§ **Task directions**: Gather each line of the data below that contains the string "chart". Letter case matters.

§ **Dataset content**:

------------------------------

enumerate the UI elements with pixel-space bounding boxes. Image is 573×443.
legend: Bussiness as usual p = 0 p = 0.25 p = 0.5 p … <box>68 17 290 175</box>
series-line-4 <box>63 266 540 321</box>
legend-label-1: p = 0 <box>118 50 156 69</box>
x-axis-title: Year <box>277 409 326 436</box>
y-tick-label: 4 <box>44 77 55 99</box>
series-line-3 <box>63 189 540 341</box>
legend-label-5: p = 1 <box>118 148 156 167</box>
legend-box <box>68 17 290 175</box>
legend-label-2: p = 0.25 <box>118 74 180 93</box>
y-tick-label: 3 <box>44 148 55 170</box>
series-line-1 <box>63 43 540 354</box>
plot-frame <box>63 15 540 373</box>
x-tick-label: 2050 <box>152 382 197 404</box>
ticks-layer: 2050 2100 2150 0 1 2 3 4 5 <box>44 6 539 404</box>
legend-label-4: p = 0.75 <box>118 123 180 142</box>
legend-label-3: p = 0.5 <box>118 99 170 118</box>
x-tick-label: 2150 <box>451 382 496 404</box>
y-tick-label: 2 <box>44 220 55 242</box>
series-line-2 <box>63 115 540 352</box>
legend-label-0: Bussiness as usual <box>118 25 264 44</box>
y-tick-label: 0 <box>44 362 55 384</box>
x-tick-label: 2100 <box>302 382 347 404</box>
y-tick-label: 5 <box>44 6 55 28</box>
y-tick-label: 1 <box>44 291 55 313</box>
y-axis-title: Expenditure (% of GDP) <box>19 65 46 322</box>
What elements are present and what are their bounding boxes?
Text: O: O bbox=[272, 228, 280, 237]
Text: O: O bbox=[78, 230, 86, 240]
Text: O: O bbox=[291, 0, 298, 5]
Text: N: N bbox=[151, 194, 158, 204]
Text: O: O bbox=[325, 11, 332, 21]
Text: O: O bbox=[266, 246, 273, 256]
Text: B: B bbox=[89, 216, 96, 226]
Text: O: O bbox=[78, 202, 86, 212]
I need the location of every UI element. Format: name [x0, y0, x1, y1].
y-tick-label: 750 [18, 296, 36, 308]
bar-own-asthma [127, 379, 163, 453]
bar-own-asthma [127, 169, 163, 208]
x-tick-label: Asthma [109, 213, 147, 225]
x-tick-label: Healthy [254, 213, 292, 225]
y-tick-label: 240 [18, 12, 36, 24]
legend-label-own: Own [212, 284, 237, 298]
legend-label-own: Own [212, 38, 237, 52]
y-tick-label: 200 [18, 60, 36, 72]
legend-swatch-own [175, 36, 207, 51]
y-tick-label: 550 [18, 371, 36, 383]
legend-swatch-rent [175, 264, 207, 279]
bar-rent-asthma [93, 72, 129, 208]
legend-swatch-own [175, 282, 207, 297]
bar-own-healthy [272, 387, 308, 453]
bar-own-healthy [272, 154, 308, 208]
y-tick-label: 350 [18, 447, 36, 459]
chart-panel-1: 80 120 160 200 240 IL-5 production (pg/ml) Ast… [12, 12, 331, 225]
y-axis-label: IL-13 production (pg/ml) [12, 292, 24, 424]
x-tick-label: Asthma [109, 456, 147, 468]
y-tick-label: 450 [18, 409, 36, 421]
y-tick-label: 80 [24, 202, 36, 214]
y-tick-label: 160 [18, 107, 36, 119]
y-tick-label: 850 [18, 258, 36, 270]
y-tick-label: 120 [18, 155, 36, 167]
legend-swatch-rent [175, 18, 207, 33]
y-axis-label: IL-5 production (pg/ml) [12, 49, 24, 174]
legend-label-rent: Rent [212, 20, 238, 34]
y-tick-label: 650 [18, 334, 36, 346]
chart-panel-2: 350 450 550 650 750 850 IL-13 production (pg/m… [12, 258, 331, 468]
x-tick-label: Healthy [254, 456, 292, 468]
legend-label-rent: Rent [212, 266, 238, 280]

------------------------------

§ **Answer for this exercise**:
chart-panel-1: 80 120 160 200 240 IL-5 production (pg/ml) Ast… [12, 12, 331, 225]
chart-panel-2: 350 450 550 650 750 850 IL-13 production (pg/m… [12, 258, 331, 468]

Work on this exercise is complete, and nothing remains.